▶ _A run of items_
==================================================
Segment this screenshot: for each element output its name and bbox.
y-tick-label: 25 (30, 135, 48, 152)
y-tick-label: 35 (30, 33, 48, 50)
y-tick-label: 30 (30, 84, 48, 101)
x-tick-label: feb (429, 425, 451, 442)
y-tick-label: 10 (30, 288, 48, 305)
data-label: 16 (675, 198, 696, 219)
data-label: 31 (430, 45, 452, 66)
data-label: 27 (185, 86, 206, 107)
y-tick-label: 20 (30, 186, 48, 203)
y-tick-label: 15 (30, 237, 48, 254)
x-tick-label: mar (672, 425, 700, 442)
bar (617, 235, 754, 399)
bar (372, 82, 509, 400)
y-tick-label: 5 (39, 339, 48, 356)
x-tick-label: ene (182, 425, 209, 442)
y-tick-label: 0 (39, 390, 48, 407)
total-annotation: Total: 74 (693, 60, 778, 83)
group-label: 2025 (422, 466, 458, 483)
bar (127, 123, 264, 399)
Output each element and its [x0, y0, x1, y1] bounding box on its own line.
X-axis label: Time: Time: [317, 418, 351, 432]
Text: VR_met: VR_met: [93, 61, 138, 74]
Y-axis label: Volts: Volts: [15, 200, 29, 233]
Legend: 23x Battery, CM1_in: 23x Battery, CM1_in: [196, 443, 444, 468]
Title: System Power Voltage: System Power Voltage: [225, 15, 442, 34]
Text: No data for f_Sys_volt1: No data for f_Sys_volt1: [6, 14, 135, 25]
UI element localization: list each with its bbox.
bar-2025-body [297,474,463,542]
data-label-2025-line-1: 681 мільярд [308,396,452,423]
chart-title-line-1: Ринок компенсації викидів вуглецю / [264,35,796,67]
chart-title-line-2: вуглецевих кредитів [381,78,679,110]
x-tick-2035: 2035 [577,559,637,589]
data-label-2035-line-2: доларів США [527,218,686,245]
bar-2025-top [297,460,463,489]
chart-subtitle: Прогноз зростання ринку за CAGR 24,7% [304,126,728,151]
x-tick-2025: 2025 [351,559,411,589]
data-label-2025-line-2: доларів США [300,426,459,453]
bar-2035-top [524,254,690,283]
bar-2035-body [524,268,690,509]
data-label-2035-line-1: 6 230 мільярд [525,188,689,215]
==================================================
▶ _PROBLEM TO SOLVE_
Reproduce every item above line for line, with each character unchanged.

▶ _OUTPUT BELOW_
Segment this screenshot: for each element output its name and bbox.
y-tick-label: 25 (30, 135, 48, 152)
y-tick-label: 35 (30, 33, 48, 50)
y-tick-label: 30 (30, 84, 48, 101)
x-tick-label: feb (429, 425, 451, 442)
y-tick-label: 10 (30, 288, 48, 305)
data-label: 16 (675, 198, 696, 219)
data-label: 31 (430, 45, 452, 66)
data-label: 27 (185, 86, 206, 107)
y-tick-label: 20 (30, 186, 48, 203)
y-tick-label: 15 (30, 237, 48, 254)
x-tick-label: mar (672, 425, 700, 442)
bar (617, 235, 754, 399)
bar (372, 82, 509, 400)
y-tick-label: 5 (39, 339, 48, 356)
x-tick-label: ene (182, 425, 209, 442)
y-tick-label: 0 (39, 390, 48, 407)
total-annotation: Total: 74 (693, 60, 778, 83)
group-label: 2025 (422, 466, 458, 483)
bar (127, 123, 264, 399)
Output each element and its [x0, y0, x1, y1] bounding box on its own line.
X-axis label: Time: Time: [317, 418, 351, 432]
Text: VR_met: VR_met: [93, 61, 138, 74]
Y-axis label: Volts: Volts: [15, 200, 29, 233]
Legend: 23x Battery, CM1_in: 23x Battery, CM1_in: [196, 443, 444, 468]
Title: System Power Voltage: System Power Voltage: [225, 15, 442, 34]
Text: No data for f_Sys_volt1: No data for f_Sys_volt1: [6, 14, 135, 25]
UI element localization: list each with its bbox.
bar-2025-body [297,474,463,542]
data-label-2025-line-1: 681 мільярд [308,396,452,423]
chart-title-line-1: Ринок компенсації викидів вуглецю / [264,35,796,67]
chart-title-line-2: вуглецевих кредитів [381,78,679,110]
x-tick-2035: 2035 [577,559,637,589]
data-label-2035-line-2: доларів США [527,218,686,245]
bar-2025-top [297,460,463,489]
chart-subtitle: Прогноз зростання ринку за CAGR 24,7% [304,126,728,151]
x-tick-2025: 2025 [351,559,411,589]
data-label-2025-line-2: доларів США [300,426,459,453]
bar-2035-top [524,254,690,283]
bar-2035-body [524,268,690,509]
data-label-2035-line-1: 6 230 мільярд [525,188,689,215]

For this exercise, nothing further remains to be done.